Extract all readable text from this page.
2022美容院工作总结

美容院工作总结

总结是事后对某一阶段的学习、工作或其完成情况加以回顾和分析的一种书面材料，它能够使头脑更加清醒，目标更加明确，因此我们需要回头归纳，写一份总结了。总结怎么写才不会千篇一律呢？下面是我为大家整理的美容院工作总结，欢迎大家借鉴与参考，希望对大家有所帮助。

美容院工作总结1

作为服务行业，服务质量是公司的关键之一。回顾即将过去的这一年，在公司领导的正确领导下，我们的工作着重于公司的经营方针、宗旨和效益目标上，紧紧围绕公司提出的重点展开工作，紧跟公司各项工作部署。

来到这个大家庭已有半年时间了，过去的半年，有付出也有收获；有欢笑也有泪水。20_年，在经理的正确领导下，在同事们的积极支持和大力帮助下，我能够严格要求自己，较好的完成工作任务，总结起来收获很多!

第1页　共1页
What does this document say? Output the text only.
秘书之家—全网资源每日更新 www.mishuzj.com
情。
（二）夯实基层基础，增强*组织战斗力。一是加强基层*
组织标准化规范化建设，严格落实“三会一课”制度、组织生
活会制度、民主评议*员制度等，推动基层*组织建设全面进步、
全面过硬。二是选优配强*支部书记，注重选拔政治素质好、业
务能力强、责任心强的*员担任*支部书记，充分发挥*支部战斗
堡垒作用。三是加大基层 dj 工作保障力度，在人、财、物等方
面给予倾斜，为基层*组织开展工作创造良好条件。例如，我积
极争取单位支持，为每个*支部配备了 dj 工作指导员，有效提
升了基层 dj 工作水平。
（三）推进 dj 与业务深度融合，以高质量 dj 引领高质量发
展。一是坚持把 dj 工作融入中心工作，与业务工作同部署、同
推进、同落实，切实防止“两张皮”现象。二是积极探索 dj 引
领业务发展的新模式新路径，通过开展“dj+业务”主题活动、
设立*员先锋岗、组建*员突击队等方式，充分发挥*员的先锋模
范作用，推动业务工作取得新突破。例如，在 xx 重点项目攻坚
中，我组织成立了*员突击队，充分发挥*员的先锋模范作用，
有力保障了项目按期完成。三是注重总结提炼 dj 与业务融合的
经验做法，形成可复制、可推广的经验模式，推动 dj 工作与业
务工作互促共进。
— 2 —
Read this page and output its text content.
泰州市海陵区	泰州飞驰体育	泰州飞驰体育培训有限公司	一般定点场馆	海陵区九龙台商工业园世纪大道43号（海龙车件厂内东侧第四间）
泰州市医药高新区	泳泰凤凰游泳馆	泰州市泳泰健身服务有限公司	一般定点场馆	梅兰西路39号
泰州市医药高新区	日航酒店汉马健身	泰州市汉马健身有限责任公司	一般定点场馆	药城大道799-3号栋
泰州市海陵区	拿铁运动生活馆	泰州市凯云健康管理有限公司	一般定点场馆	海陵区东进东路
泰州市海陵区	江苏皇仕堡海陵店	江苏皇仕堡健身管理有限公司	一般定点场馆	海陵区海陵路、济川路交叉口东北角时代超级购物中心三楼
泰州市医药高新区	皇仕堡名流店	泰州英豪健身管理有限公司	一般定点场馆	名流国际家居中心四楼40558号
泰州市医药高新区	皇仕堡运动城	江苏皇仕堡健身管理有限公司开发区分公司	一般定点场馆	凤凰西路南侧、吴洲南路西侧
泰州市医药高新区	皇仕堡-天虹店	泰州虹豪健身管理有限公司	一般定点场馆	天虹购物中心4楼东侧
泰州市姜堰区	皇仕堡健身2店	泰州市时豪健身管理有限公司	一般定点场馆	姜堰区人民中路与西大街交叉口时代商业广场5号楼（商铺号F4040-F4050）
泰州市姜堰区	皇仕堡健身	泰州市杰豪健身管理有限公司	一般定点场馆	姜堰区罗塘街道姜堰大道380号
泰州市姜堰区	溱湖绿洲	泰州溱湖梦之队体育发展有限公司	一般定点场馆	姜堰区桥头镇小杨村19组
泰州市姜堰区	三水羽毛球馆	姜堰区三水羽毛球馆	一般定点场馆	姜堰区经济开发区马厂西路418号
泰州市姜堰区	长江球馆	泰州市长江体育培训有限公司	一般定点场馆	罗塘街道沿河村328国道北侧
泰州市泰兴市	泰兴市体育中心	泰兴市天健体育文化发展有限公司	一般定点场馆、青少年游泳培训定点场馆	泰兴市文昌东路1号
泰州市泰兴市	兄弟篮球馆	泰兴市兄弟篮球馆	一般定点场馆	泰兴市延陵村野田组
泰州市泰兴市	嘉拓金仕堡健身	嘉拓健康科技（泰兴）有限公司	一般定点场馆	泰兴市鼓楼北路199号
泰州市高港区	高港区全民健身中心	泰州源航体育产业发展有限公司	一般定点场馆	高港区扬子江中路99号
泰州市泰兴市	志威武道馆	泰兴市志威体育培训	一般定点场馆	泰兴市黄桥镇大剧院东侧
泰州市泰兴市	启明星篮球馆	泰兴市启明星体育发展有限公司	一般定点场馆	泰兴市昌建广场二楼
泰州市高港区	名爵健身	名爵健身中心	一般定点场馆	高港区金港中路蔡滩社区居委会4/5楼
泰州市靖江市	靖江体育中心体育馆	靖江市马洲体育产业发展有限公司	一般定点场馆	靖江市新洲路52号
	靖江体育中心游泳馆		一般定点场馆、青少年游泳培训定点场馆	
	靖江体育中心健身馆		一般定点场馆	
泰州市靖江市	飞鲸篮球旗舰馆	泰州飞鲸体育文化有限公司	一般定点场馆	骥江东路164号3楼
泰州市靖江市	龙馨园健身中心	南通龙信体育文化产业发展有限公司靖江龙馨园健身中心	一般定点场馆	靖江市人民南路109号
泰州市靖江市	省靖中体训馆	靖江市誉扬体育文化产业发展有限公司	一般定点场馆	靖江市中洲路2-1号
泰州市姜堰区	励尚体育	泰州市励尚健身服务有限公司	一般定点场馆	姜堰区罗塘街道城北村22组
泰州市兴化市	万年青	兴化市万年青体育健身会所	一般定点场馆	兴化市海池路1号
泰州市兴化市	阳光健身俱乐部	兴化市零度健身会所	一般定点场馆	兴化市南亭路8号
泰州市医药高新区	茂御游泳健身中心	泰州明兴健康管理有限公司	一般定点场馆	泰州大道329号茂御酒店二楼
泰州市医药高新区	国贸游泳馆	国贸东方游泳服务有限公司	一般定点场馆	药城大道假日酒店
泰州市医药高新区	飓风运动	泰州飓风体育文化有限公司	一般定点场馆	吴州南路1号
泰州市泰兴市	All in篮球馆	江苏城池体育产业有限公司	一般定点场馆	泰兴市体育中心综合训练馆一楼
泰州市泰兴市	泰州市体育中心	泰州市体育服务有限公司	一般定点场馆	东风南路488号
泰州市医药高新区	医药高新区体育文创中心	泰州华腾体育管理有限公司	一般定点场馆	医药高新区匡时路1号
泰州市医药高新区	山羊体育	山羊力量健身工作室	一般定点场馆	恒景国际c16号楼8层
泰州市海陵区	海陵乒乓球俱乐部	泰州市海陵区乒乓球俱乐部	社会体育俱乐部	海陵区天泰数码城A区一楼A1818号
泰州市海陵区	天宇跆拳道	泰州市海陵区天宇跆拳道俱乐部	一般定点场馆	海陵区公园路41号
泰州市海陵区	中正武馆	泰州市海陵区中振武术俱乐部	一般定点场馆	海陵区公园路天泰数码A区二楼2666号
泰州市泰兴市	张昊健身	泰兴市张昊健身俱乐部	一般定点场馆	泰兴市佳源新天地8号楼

**INSTRUCTIONS FOR THE TASK:** Can you give every line above again, exactly as written?

**SOLUTION FOR THIS PROBLEM:**
Extract all readable text from this page.
2022美容院工作总结

美容院工作总结

总结是事后对某一阶段的学习、工作或其完成情况加以回顾和分析的一种书面材料，它能够使头脑更加清醒，目标更加明确，因此我们需要回头归纳，写一份总结了。总结怎么写才不会千篇一律呢？下面是我为大家整理的美容院工作总结，欢迎大家借鉴与参考，希望对大家有所帮助。

美容院工作总结1

作为服务行业，服务质量是公司的关键之一。回顾即将过去的这一年，在公司领导的正确领导下，我们的工作着重于公司的经营方针、宗旨和效益目标上，紧紧围绕公司提出的重点展开工作，紧跟公司各项工作部署。

来到这个大家庭已有半年时间了，过去的半年，有付出也有收获；有欢笑也有泪水。20_年，在经理的正确领导下，在同事们的积极支持和大力帮助下，我能够严格要求自己，较好的完成工作任务，总结起来收获很多!

第1页　共1页
What does this document say? Output the text only.
秘书之家—全网资源每日更新 www.mishuzj.com
情。
（二）夯实基层基础，增强*组织战斗力。一是加强基层*
组织标准化规范化建设，严格落实“三会一课”制度、组织生
活会制度、民主评议*员制度等，推动基层*组织建设全面进步、
全面过硬。二是选优配强*支部书记，注重选拔政治素质好、业
务能力强、责任心强的*员担任*支部书记，充分发挥*支部战斗
堡垒作用。三是加大基层 dj 工作保障力度，在人、财、物等方
面给予倾斜，为基层*组织开展工作创造良好条件。例如，我积
极争取单位支持，为每个*支部配备了 dj 工作指导员，有效提
升了基层 dj 工作水平。
（三）推进 dj 与业务深度融合，以高质量 dj 引领高质量发
展。一是坚持把 dj 工作融入中心工作，与业务工作同部署、同
推进、同落实，切实防止“两张皮”现象。二是积极探索 dj 引
领业务发展的新模式新路径，通过开展“dj+业务”主题活动、
设立*员先锋岗、组建*员突击队等方式，充分发挥*员的先锋模
范作用，推动业务工作取得新突破。例如，在 xx 重点项目攻坚
中，我组织成立了*员突击队，充分发挥*员的先锋模范作用，
有力保障了项目按期完成。三是注重总结提炼 dj 与业务融合的
经验做法，形成可复制、可推广的经验模式，推动 dj 工作与业
务工作互促共进。
— 2 —
Read this page and output its text content.
泰州市海陵区	泰州飞驰体育	泰州飞驰体育培训有限公司	一般定点场馆	海陵区九龙台商工业园世纪大道43号（海龙车件厂内东侧第四间）
泰州市医药高新区	泳泰凤凰游泳馆	泰州市泳泰健身服务有限公司	一般定点场馆	梅兰西路39号
泰州市医药高新区	日航酒店汉马健身	泰州市汉马健身有限责任公司	一般定点场馆	药城大道799-3号栋
泰州市海陵区	拿铁运动生活馆	泰州市凯云健康管理有限公司	一般定点场馆	海陵区东进东路
泰州市海陵区	江苏皇仕堡海陵店	江苏皇仕堡健身管理有限公司	一般定点场馆	海陵区海陵路、济川路交叉口东北角时代超级购物中心三楼
泰州市医药高新区	皇仕堡名流店	泰州英豪健身管理有限公司	一般定点场馆	名流国际家居中心四楼40558号
泰州市医药高新区	皇仕堡运动城	江苏皇仕堡健身管理有限公司开发区分公司	一般定点场馆	凤凰西路南侧、吴洲南路西侧
泰州市医药高新区	皇仕堡-天虹店	泰州虹豪健身管理有限公司	一般定点场馆	天虹购物中心4楼东侧
泰州市姜堰区	皇仕堡健身2店	泰州市时豪健身管理有限公司	一般定点场馆	姜堰区人民中路与西大街交叉口时代商业广场5号楼（商铺号F4040-F4050）
泰州市姜堰区	皇仕堡健身	泰州市杰豪健身管理有限公司	一般定点场馆	姜堰区罗塘街道姜堰大道380号
泰州市姜堰区	溱湖绿洲	泰州溱湖梦之队体育发展有限公司	一般定点场馆	姜堰区桥头镇小杨村19组
泰州市姜堰区	三水羽毛球馆	姜堰区三水羽毛球馆	一般定点场馆	姜堰区经济开发区马厂西路418号
泰州市姜堰区	长江球馆	泰州市长江体育培训有限公司	一般定点场馆	罗塘街道沿河村328国道北侧
泰州市泰兴市	泰兴市体育中心	泰兴市天健体育文化发展有限公司	一般定点场馆、青少年游泳培训定点场馆	泰兴市文昌东路1号
泰州市泰兴市	兄弟篮球馆	泰兴市兄弟篮球馆	一般定点场馆	泰兴市延陵村野田组
泰州市泰兴市	嘉拓金仕堡健身	嘉拓健康科技（泰兴）有限公司	一般定点场馆	泰兴市鼓楼北路199号
泰州市高港区	高港区全民健身中心	泰州源航体育产业发展有限公司	一般定点场馆	高港区扬子江中路99号
泰州市泰兴市	志威武道馆	泰兴市志威体育培训	一般定点场馆	泰兴市黄桥镇大剧院东侧
泰州市泰兴市	启明星篮球馆	泰兴市启明星体育发展有限公司	一般定点场馆	泰兴市昌建广场二楼
泰州市高港区	名爵健身	名爵健身中心	一般定点场馆	高港区金港中路蔡滩社区居委会4/5楼
泰州市靖江市	靖江体育中心体育馆	靖江市马洲体育产业发展有限公司	一般定点场馆	靖江市新洲路52号
	靖江体育中心游泳馆		一般定点场馆、青少年游泳培训定点场馆	
	靖江体育中心健身馆		一般定点场馆	
泰州市靖江市	飞鲸篮球旗舰馆	泰州飞鲸体育文化有限公司	一般定点场馆	骥江东路164号3楼
泰州市靖江市	龙馨园健身中心	南通龙信体育文化产业发展有限公司靖江龙馨园健身中心	一般定点场馆	靖江市人民南路109号
泰州市靖江市	省靖中体训馆	靖江市誉扬体育文化产业发展有限公司	一般定点场馆	靖江市中洲路2-1号
泰州市姜堰区	励尚体育	泰州市励尚健身服务有限公司	一般定点场馆	姜堰区罗塘街道城北村22组
泰州市兴化市	万年青	兴化市万年青体育健身会所	一般定点场馆	兴化市海池路1号
泰州市兴化市	阳光健身俱乐部	兴化市零度健身会所	一般定点场馆	兴化市南亭路8号
泰州市医药高新区	茂御游泳健身中心	泰州明兴健康管理有限公司	一般定点场馆	泰州大道329号茂御酒店二楼
泰州市医药高新区	国贸游泳馆	国贸东方游泳服务有限公司	一般定点场馆	药城大道假日酒店
泰州市医药高新区	飓风运动	泰州飓风体育文化有限公司	一般定点场馆	吴州南路1号
泰州市泰兴市	All in篮球馆	江苏城池体育产业有限公司	一般定点场馆	泰兴市体育中心综合训练馆一楼
泰州市泰兴市	泰州市体育中心	泰州市体育服务有限公司	一般定点场馆	东风南路488号
泰州市医药高新区	医药高新区体育文创中心	泰州华腾体育管理有限公司	一般定点场馆	医药高新区匡时路1号
泰州市医药高新区	山羊体育	山羊力量健身工作室	一般定点场馆	恒景国际c16号楼8层
泰州市海陵区	海陵乒乓球俱乐部	泰州市海陵区乒乓球俱乐部	社会体育俱乐部	海陵区天泰数码城A区一楼A1818号
泰州市海陵区	天宇跆拳道	泰州市海陵区天宇跆拳道俱乐部	一般定点场馆	海陵区公园路41号
泰州市海陵区	中正武馆	泰州市海陵区中振武术俱乐部	一般定点场馆	海陵区公园路天泰数码A区二楼2666号
泰州市泰兴市	张昊健身	泰兴市张昊健身俱乐部	一般定点场馆	泰兴市佳源新天地8号楼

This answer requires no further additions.